Data records:
= = = = = = =

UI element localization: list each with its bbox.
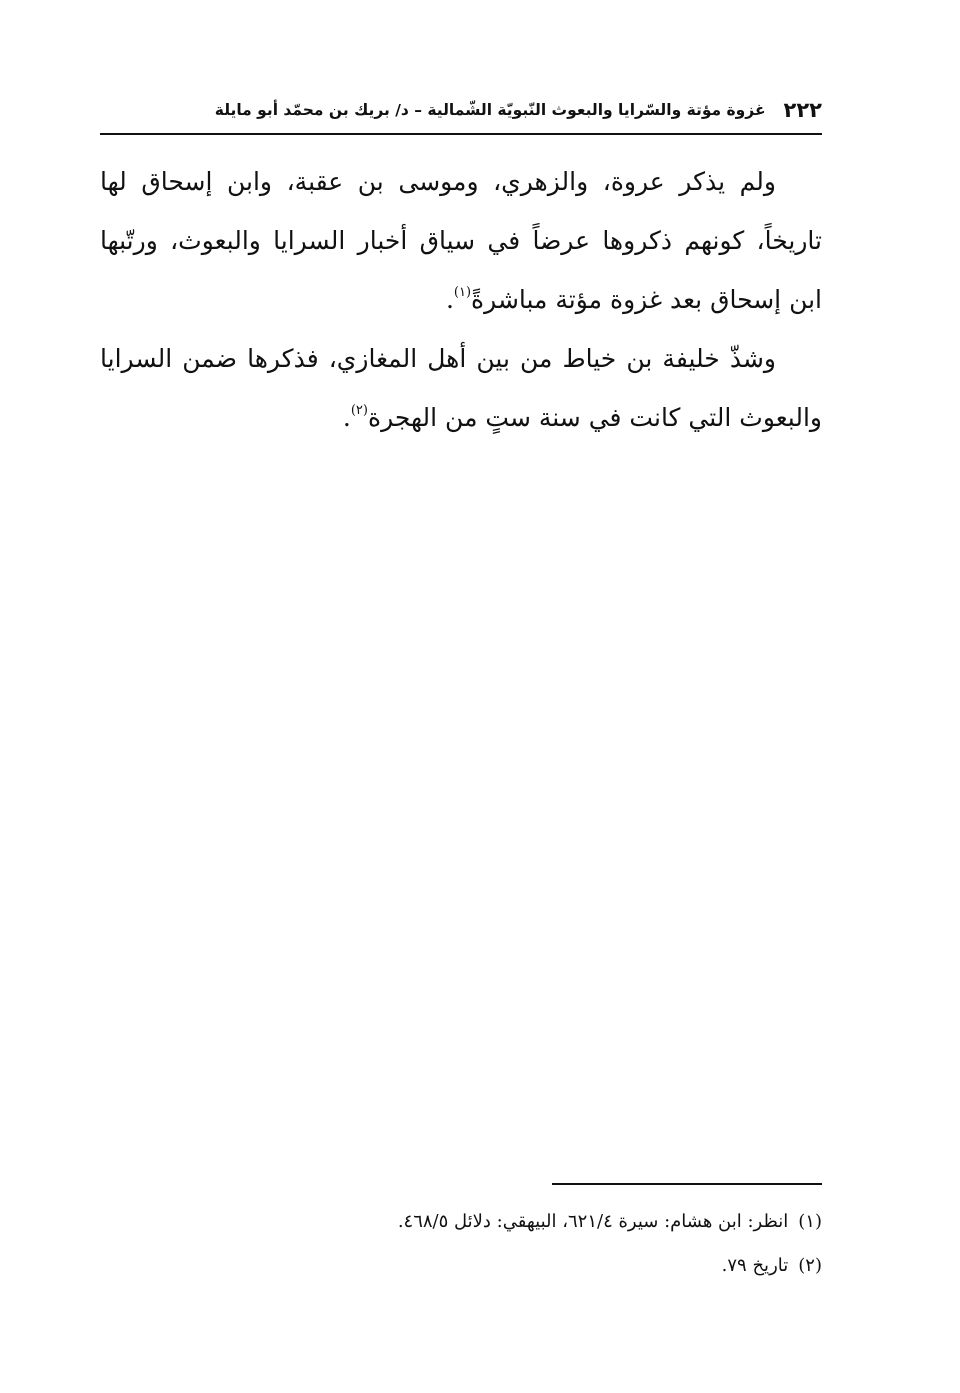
paragraph-1-end: . (445, 285, 454, 314)
footnote-2-text: تاريخ ٧٩. (721, 1255, 789, 1276)
footnote-2 (100, 1244, 822, 1288)
footnote-2-mark: (٢) (798, 1255, 822, 1276)
paragraph-2 (100, 329, 822, 447)
footnote-1 (100, 1200, 822, 1244)
paragraph-2-text: وشذّ خليفة بن خياط من بين أهل المغازي، فذكرها ضمن السرايا والبعوث التي كانت في سنة ستٍ من الهجرة (100, 344, 822, 432)
footnote-ref-2[interactable]: (٢) (350, 403, 368, 418)
main-text (100, 152, 822, 447)
running-header (100, 92, 822, 128)
footnote-ref-1[interactable]: (١) (453, 285, 472, 300)
paragraph-1 (100, 152, 822, 329)
page-number: ٢٢٢ (783, 98, 822, 122)
running-header-title: غزوة مؤتة والسّرايا والبعوث النّبويّة الشّمالية – د/ بريك بن محمّد أبو مايلة (214, 101, 766, 119)
footnote-divider (552, 1183, 822, 1185)
footnote-1-mark: (١) (798, 1211, 822, 1232)
paragraph-2-end: . (342, 403, 351, 432)
footnotes (100, 1200, 822, 1288)
paragraph-1-text: ولم يذكر عروة، والزهري، وموسى بن عقبة، وابن إسحاق لها تاريخاً، كونهم ذكروها عرضاً في سياق أخبار السرايا والبعوث، ورتّبها ابن إسحاق بعد غزوة مؤتة مباشرةً (100, 167, 822, 314)
header-divider (100, 133, 822, 135)
footnote-1-text: انظر: ابن هشام: سيرة ٦٢١/٤، البيهقي: دلائل ٤٦٨/٥. (397, 1211, 789, 1232)
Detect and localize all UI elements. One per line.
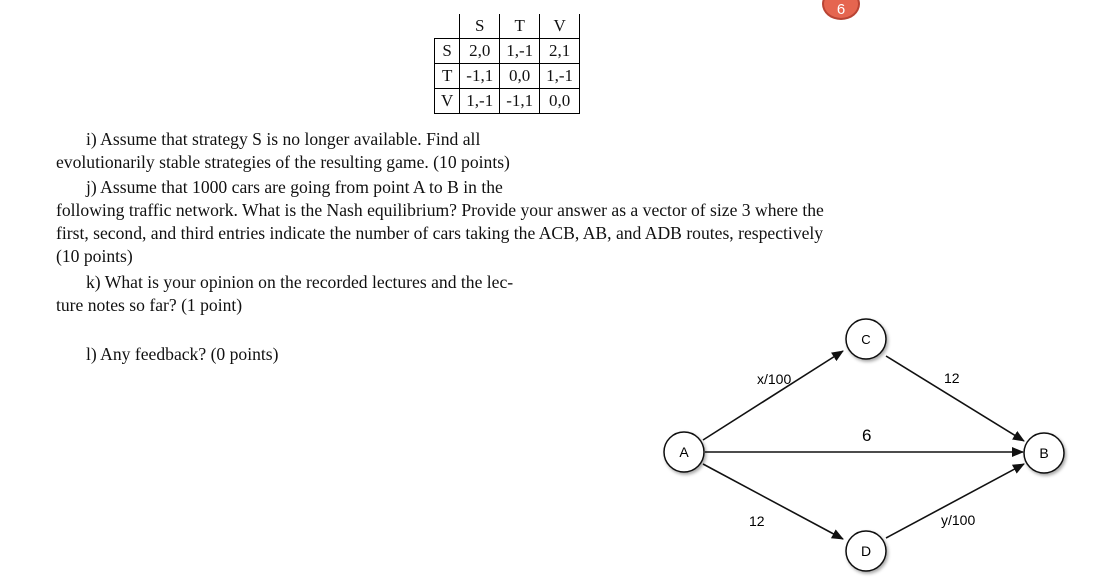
edge-c-b [886, 356, 1024, 441]
row-header: T [435, 64, 460, 89]
payoff-cell: 1,-1 [460, 89, 500, 114]
column-header-s: S [460, 14, 500, 39]
node-label-d: D [860, 543, 872, 559]
payoff-row-v [435, 89, 580, 114]
edge-label-a-c: x/100 [757, 371, 792, 387]
node-a [664, 432, 704, 472]
node-label-a: A [679, 444, 689, 460]
edge-label-a-b: 6 [862, 426, 872, 445]
page-number-badge: 6 [822, 0, 860, 20]
node-c [846, 319, 886, 359]
node-b [1024, 433, 1064, 473]
question-l-line-1: l) Any feedback? (0 points) [86, 344, 279, 364]
question-j-line-3: first, second, and third entries indicate the number of cars taking the ACB, AB, and ADB routes, respectively [56, 223, 824, 243]
payoff-header-row [435, 14, 580, 39]
node-label-b: B [1039, 445, 1049, 461]
table-corner [435, 14, 460, 39]
payoff-cell: 2,0 [460, 39, 500, 64]
payoff-cell: 2,1 [540, 39, 580, 64]
edge-label-d-b: y/100 [941, 512, 976, 528]
row-header: S [435, 39, 460, 64]
question-j [56, 176, 824, 268]
payoff-row-t [435, 64, 580, 89]
traffic-network-diagram [650, 300, 1090, 586]
edge-label-a-d: 12 [749, 513, 765, 529]
payoff-cell: 1,-1 [500, 39, 540, 64]
column-header-v: V [540, 14, 580, 39]
question-j-line-4: (10 points) [56, 246, 133, 266]
question-l [56, 343, 279, 366]
question-j-line-2: following traffic network. What is the Nash equilibrium? Provide your answer as a vector of size 3 where the [56, 200, 824, 220]
payoff-cell: -1,1 [500, 89, 540, 114]
node-label-c: C [861, 332, 871, 347]
question-k [56, 271, 513, 317]
payoff-table [434, 14, 580, 114]
edge-label-c-b: 12 [944, 370, 960, 386]
payoff-cell: -1,1 [460, 64, 500, 89]
question-i [56, 128, 510, 174]
node-d [846, 531, 886, 571]
column-header-t: T [500, 14, 540, 39]
question-k-line-1: k) What is your opinion on the recorded lectures and the lec- [86, 272, 514, 292]
row-header: V [435, 89, 460, 114]
edge-a-c [703, 351, 843, 440]
payoff-cell: 1,-1 [540, 64, 580, 89]
question-i-line-2: evolutionarily stable strategies of the resulting game. (10 points) [56, 152, 510, 172]
question-j-line-1: j) Assume that 1000 cars are going from point A to B in the [86, 177, 503, 197]
question-k-line-2: ture notes so far? (1 point) [56, 295, 243, 315]
payoff-cell: 0,0 [540, 89, 580, 114]
payoff-cell: 0,0 [500, 64, 540, 89]
edge-a-d [703, 464, 843, 539]
payoff-row-s [435, 39, 580, 64]
question-i-line-1: i) Assume that strategy S is no longer available. Find all [86, 129, 481, 149]
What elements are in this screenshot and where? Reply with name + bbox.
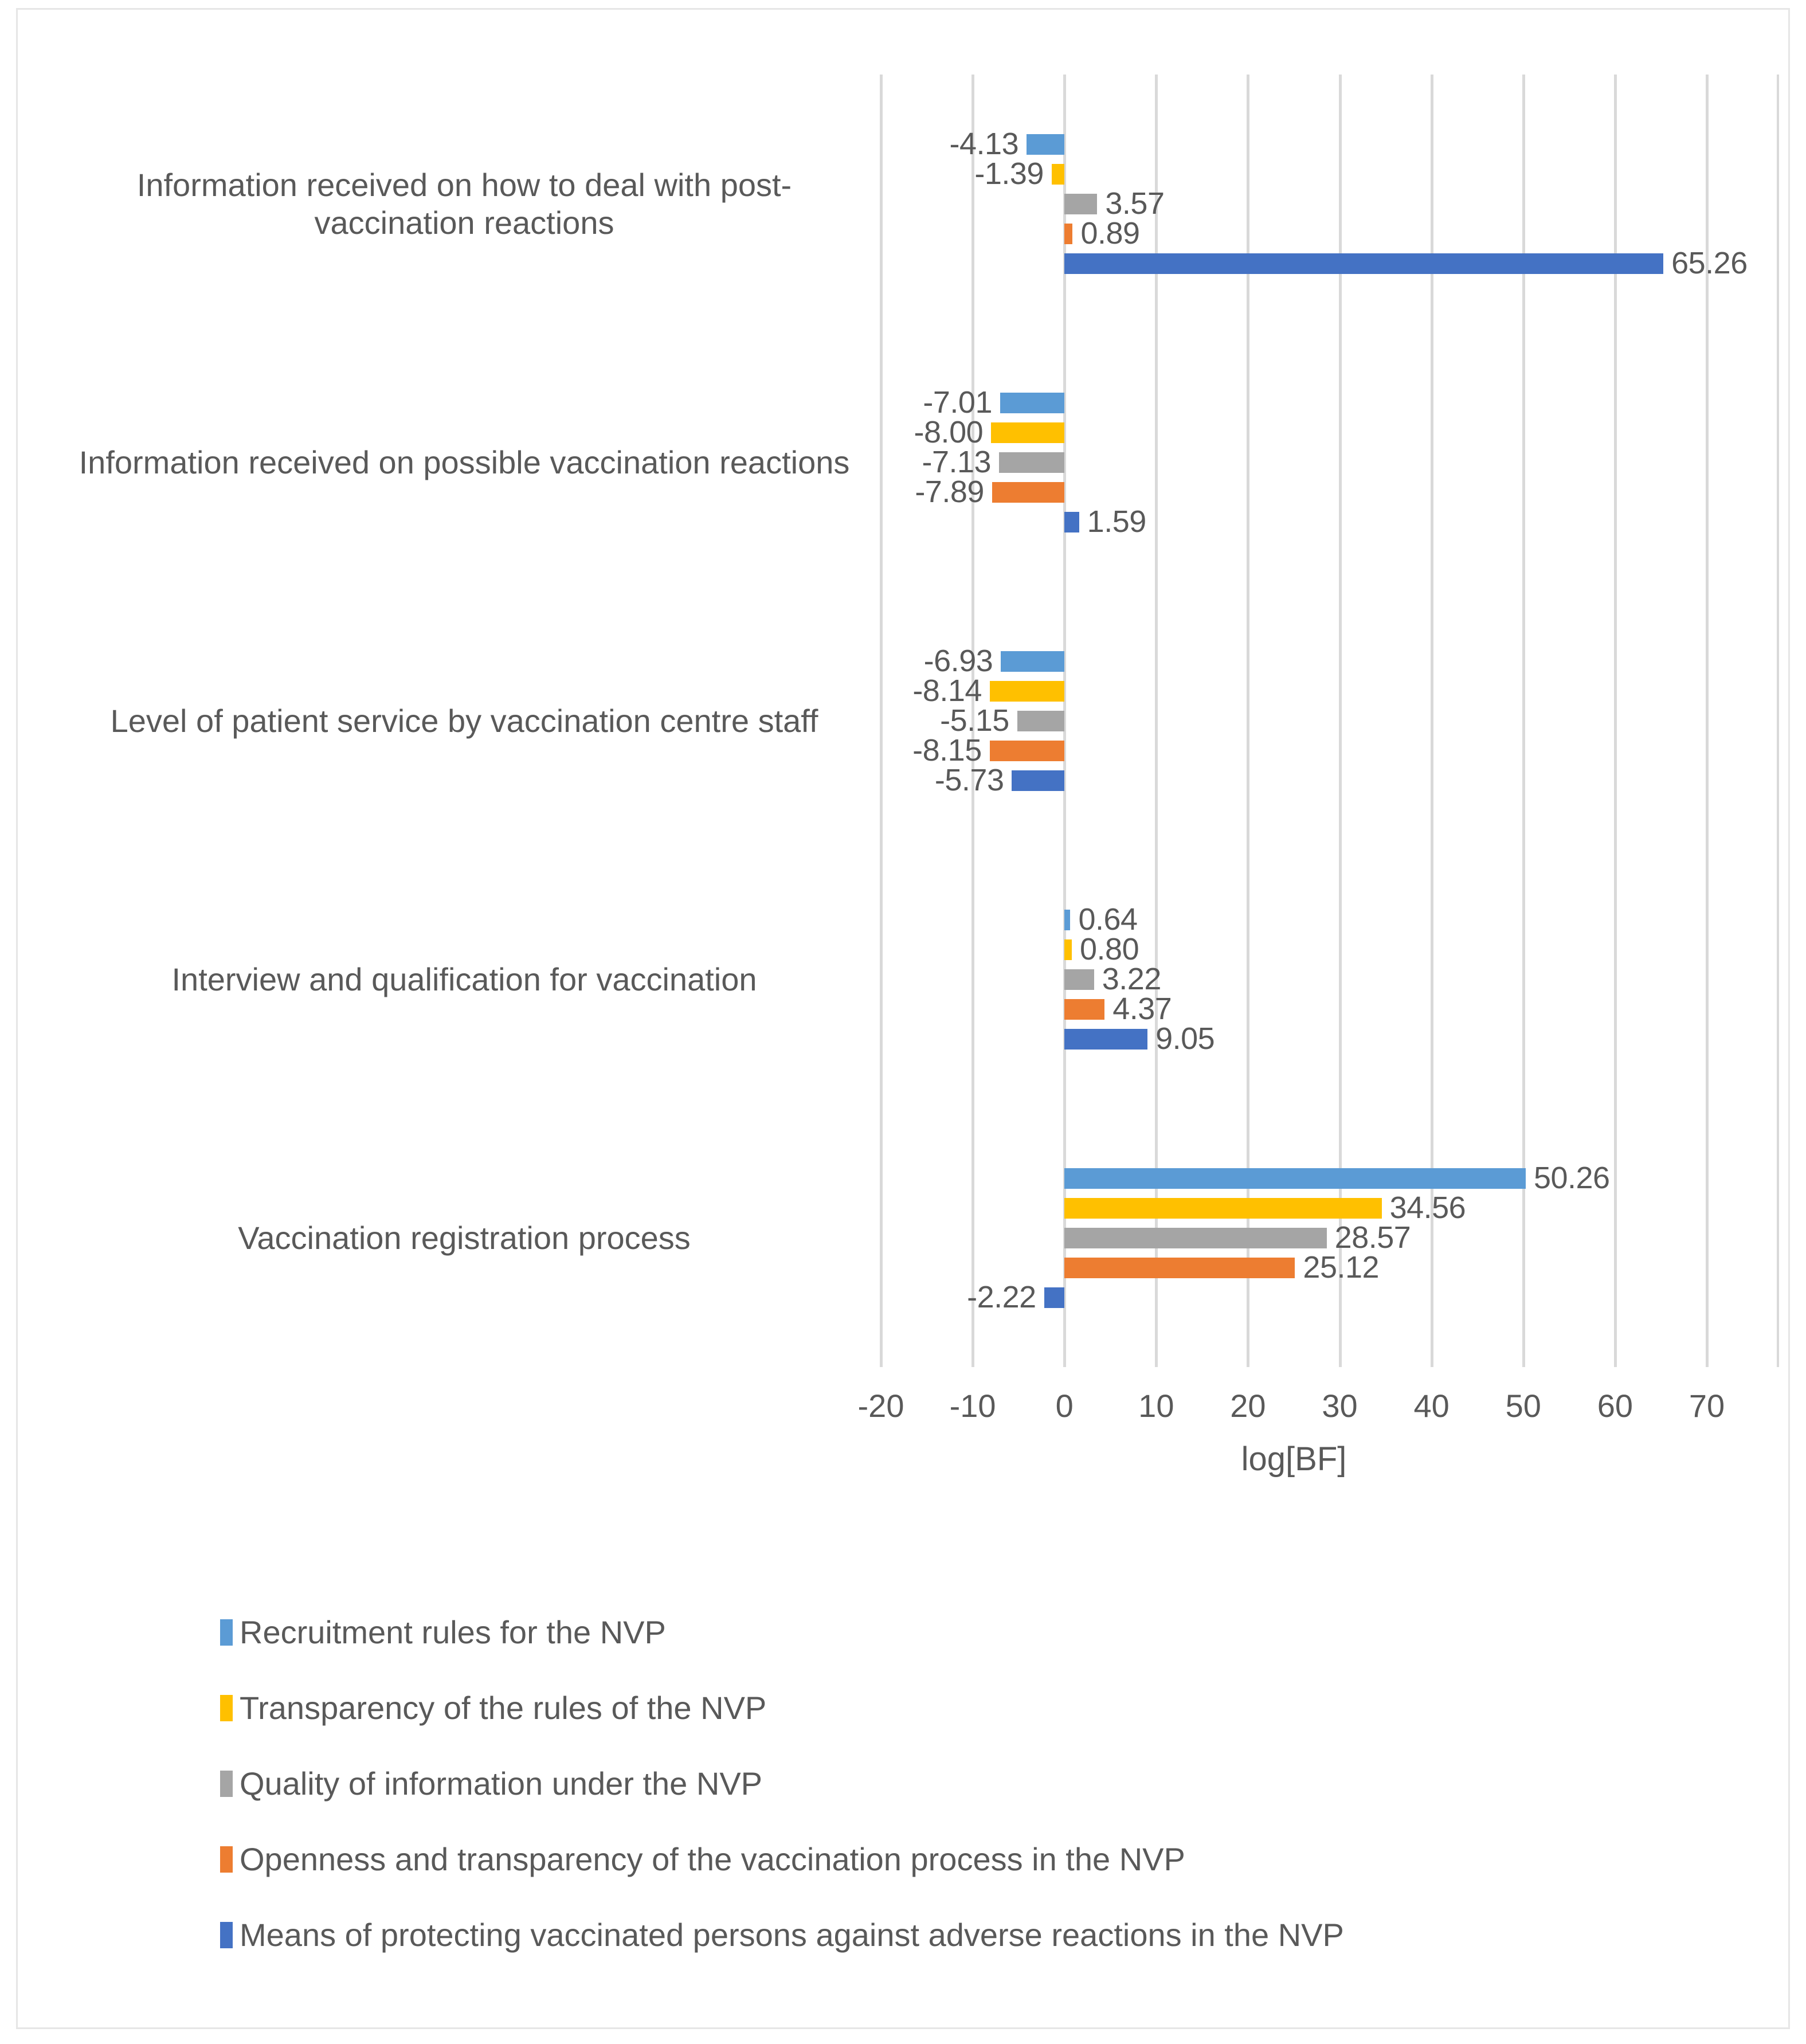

= = = = = = =

*DIRECTIVE*: Can you copy out, unchanged, every line of the records from the one containing "paragraph-1-end: . (445, 285, 454, 314)" down to the one containing "Detect and localize", including both of those lines?

*RESULT BELOW*:
paragraph-1-end: . (445, 285, 454, 314)
footnote-2-text: تاريخ ٧٩. (721, 1255, 789, 1276)
footnote-2 (100, 1244, 822, 1288)
footnote-2-mark: (٢) (798, 1255, 822, 1276)
paragraph-2 (100, 329, 822, 447)
footnote-1 (100, 1200, 822, 1244)
paragraph-2-text: وشذّ خليفة بن خياط من بين أهل المغازي، فذكرها ضمن السرايا والبعوث التي كانت في سنة ستٍ من الهجرة (100, 344, 822, 432)
footnote-ref-2[interactable]: (٢) (350, 403, 368, 418)
main-text (100, 152, 822, 447)
running-header (100, 92, 822, 128)
footnote-ref-1[interactable]: (١) (453, 285, 472, 300)
paragraph-1 (100, 152, 822, 329)
page-number: ٢٢٢ (783, 98, 822, 122)
running-header-title: غزوة مؤتة والسّرايا والبعوث النّبويّة الشّمالية – د/ بريك بن محمّد أبو مايلة (214, 101, 766, 119)
footnote-divider (552, 1183, 822, 1185)
footnote-1-mark: (١) (798, 1211, 822, 1232)
paragraph-2-end: . (342, 403, 351, 432)
footnotes (100, 1200, 822, 1288)
paragraph-1-text: ولم يذكر عروة، والزهري، وموسى بن عقبة، وابن إسحاق لها تاريخاً، كونهم ذكروها عرضاً في سياق أخبار السرايا والبعوث، ورتّبها ابن إسحاق بعد غزوة مؤتة مباشرةً (100, 167, 822, 314)
header-divider (100, 133, 822, 135)
footnote-1-text: انظر: ابن هشام: سيرة ٦٢١/٤، البيهقي: دلائل ٤٦٨/٥. (397, 1211, 789, 1232)
Detect and localize all UI elements. One per line.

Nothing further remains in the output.